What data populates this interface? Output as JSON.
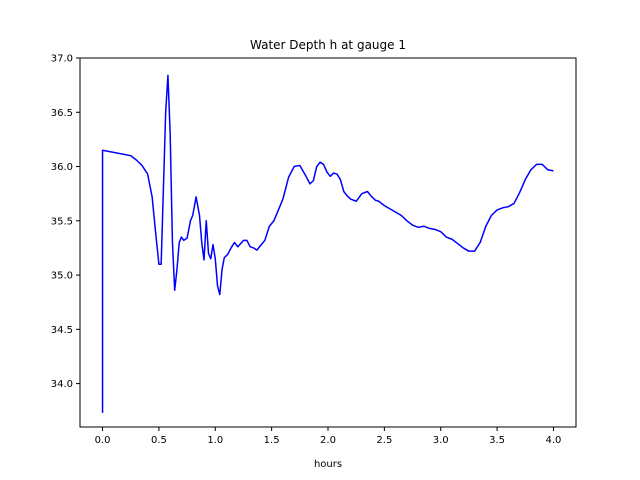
{
  "chart_data": {
    "type": "line",
    "title": "Water Depth h at gauge 1",
    "xlabel": "hours",
    "ylabel": "",
    "xlim": [
      -0.2,
      4.2
    ],
    "ylim": [
      33.6,
      37.0
    ],
    "xticks": [
      0.0,
      0.5,
      1.0,
      1.5,
      2.0,
      2.5,
      3.0,
      3.5,
      4.0
    ],
    "xtick_labels": [
      "0.0",
      "0.5",
      "1.0",
      "1.5",
      "2.0",
      "2.5",
      "3.0",
      "3.5",
      "4.0"
    ],
    "yticks": [
      34.0,
      34.5,
      35.0,
      35.5,
      36.0,
      36.5,
      37.0
    ],
    "ytick_labels": [
      "34.0",
      "34.5",
      "35.0",
      "35.5",
      "36.0",
      "36.5",
      "37.0"
    ],
    "grid": false,
    "series": [
      {
        "color": "#0000ff",
        "x": [
          0.0,
          0.0,
          0.25,
          0.3,
          0.35,
          0.4,
          0.44,
          0.47,
          0.5,
          0.52,
          0.54,
          0.56,
          0.58,
          0.6,
          0.62,
          0.64,
          0.66,
          0.68,
          0.7,
          0.72,
          0.75,
          0.78,
          0.8,
          0.83,
          0.86,
          0.88,
          0.9,
          0.92,
          0.94,
          0.96,
          0.98,
          1.0,
          1.02,
          1.04,
          1.06,
          1.08,
          1.11,
          1.14,
          1.17,
          1.2,
          1.25,
          1.28,
          1.31,
          1.34,
          1.37,
          1.4,
          1.44,
          1.48,
          1.52,
          1.56,
          1.6,
          1.65,
          1.7,
          1.75,
          1.8,
          1.84,
          1.87,
          1.9,
          1.93,
          1.96,
          1.99,
          2.02,
          2.05,
          2.08,
          2.11,
          2.14,
          2.17,
          2.2,
          2.25,
          2.3,
          2.35,
          2.38,
          2.42,
          2.45,
          2.5,
          2.55,
          2.6,
          2.65,
          2.7,
          2.75,
          2.8,
          2.85,
          2.9,
          2.95,
          3.0,
          3.05,
          3.1,
          3.15,
          3.2,
          3.25,
          3.3,
          3.35,
          3.4,
          3.45,
          3.5,
          3.55,
          3.6,
          3.65,
          3.7,
          3.75,
          3.8,
          3.85,
          3.9,
          3.95,
          4.0
        ],
        "y": [
          33.73,
          36.15,
          36.1,
          36.06,
          36.01,
          35.93,
          35.72,
          35.4,
          35.1,
          35.1,
          35.8,
          36.5,
          36.84,
          36.3,
          35.3,
          34.86,
          35.05,
          35.3,
          35.35,
          35.32,
          35.34,
          35.5,
          35.55,
          35.72,
          35.55,
          35.3,
          35.14,
          35.5,
          35.2,
          35.15,
          35.28,
          35.15,
          34.9,
          34.82,
          35.05,
          35.16,
          35.19,
          35.25,
          35.3,
          35.26,
          35.32,
          35.32,
          35.26,
          35.25,
          35.23,
          35.27,
          35.32,
          35.45,
          35.5,
          35.6,
          35.7,
          35.9,
          36.0,
          36.01,
          35.92,
          35.84,
          35.87,
          36.0,
          36.04,
          36.02,
          35.95,
          35.91,
          35.94,
          35.93,
          35.88,
          35.77,
          35.73,
          35.7,
          35.68,
          35.75,
          35.77,
          35.73,
          35.69,
          35.68,
          35.64,
          35.61,
          35.58,
          35.55,
          35.5,
          35.46,
          35.44,
          35.45,
          35.43,
          35.42,
          35.4,
          35.35,
          35.33,
          35.29,
          35.25,
          35.22,
          35.22,
          35.3,
          35.45,
          35.55,
          35.6,
          35.62,
          35.63,
          35.66,
          35.76,
          35.88,
          35.97,
          36.02,
          36.02,
          35.97,
          35.96
        ]
      }
    ]
  }
}
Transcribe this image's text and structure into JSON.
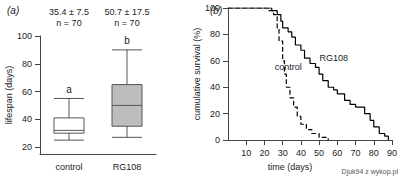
{
  "chart_data": [
    {
      "type": "boxplot",
      "title": "(a)",
      "y_label": "lifespan (days)",
      "categories": [
        "control",
        "RG108"
      ],
      "boxes": [
        [
          25,
          30,
          32,
          41,
          55
        ],
        [
          27,
          35,
          50,
          65,
          90
        ]
      ],
      "colors": [
        "#ffffff",
        "#bdbdbd"
      ],
      "summary": [
        {
          "label": "35.4 ± 7.5",
          "n_label": "n = 70"
        },
        {
          "label": "50.7 ± 17.5",
          "n_label": "n = 70"
        }
      ],
      "letters": [
        "a",
        "b"
      ],
      "ylim": [
        15,
        100
      ],
      "yticks": [
        20,
        40,
        60,
        80,
        100
      ],
      "grid": false
    },
    {
      "type": "line",
      "title": "(b)",
      "x_label": "time (days)",
      "y_label": "cumulative survival (%)",
      "series": [
        {
          "name": "control",
          "color": "#000000",
          "line_style": "dashed",
          "x": [
            0,
            22,
            25,
            27,
            28,
            30,
            31,
            32,
            34,
            36,
            38,
            40,
            43,
            46,
            50,
            55
          ],
          "values": [
            100,
            98,
            95,
            85,
            75,
            60,
            50,
            40,
            32,
            25,
            18,
            12,
            8,
            5,
            2,
            0
          ]
        },
        {
          "name": "RG108",
          "color": "#000000",
          "line_style": "solid",
          "x": [
            0,
            24,
            27,
            29,
            30,
            33,
            35,
            37,
            40,
            42,
            45,
            48,
            50,
            52,
            55,
            58,
            60,
            64,
            67,
            70,
            75,
            78,
            80,
            83,
            86,
            88
          ],
          "values": [
            100,
            98,
            95,
            90,
            85,
            82,
            78,
            72,
            68,
            62,
            58,
            55,
            50,
            45,
            40,
            38,
            35,
            30,
            27,
            25,
            20,
            15,
            10,
            5,
            3,
            0
          ]
        }
      ],
      "annotations": [
        {
          "text": "control",
          "x": 33,
          "y": 55
        },
        {
          "text": "RG108",
          "x": 58,
          "y": 62
        }
      ],
      "xlim": [
        0,
        90
      ],
      "xticks": [
        10,
        20,
        30,
        40,
        50,
        60,
        70,
        80,
        90
      ],
      "ylim": [
        0,
        100
      ],
      "yticks": [
        0,
        20,
        40,
        60,
        80,
        100
      ],
      "grid": false
    }
  ],
  "watermark": "Djuk94 z wykop.pl"
}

-=-=-

• [SET EXERCISE]:
Select all lines with the word "title" from the entries above.

• [FINISHED ANSWER]:
    "title": "Water Depth h at gauge 1",
      "title": "(a)",
      "title": "(b)",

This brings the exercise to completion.